start Input for this task
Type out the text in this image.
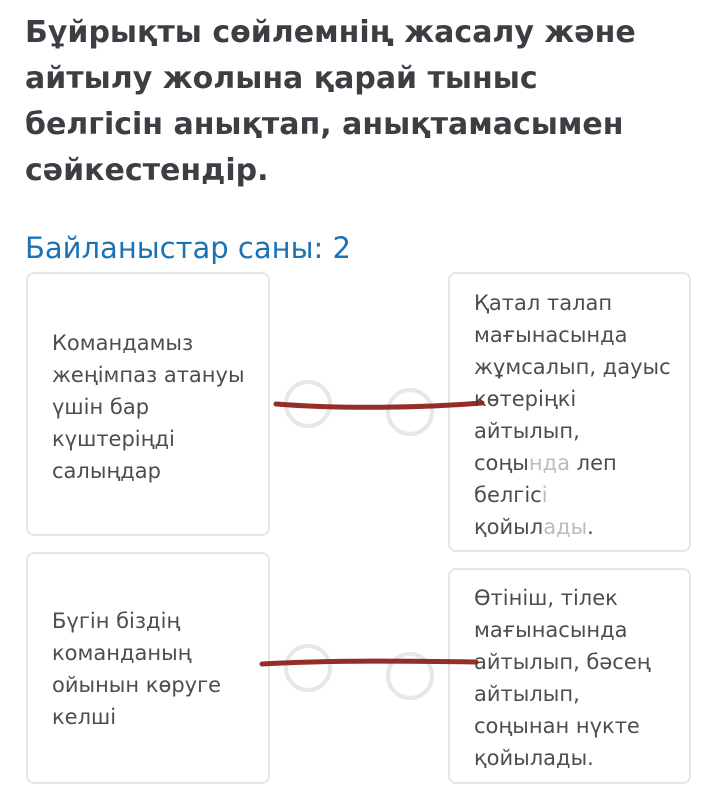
Бұйрықты сөйлемнің жасалу және айтылу жолына қарай тыныс белгісін анықтап, анықтамасымен сәйкестендір.
Байланыстар саны: 2
Командамыз
жеңімпаз атануы
үшін бар
күштеріңді
салыңдар
Бүгін біздің
команданың
ойынын көруге
келші
Қатал талап
мағынасында
жұмсалып, дауыс
көтеріңкі
айтылып,
соңында леп
белгісі
қойылады.
Өтініш, тілек
мағынасында
айтылып, бәсең
айтылып,
соңынан нүкте
қойылады.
end Input for this task
**Given problem:** Write the material out again exactly as it appears, dropping the pictures.

**Finished exercise:**
Type out the text in this image.
Бұйрықты сөйлемнің жасалу және айтылу жолына қарай тыныс белгісін анықтап, анықтамасымен сәйкестендір.
Байланыстар саны: 2
Командамыз
жеңімпаз атануы
үшін бар
күштеріңді
салыңдар
Бүгін біздің
команданың
ойынын көруге
келші
Қатал талап
мағынасында
жұмсалып, дауыс
көтеріңкі
айтылып,
соңында леп
белгісі
қойылады.
Өтініш, тілек
мағынасында
айтылып, бәсең
айтылып,
соңынан нүкте
қойылады.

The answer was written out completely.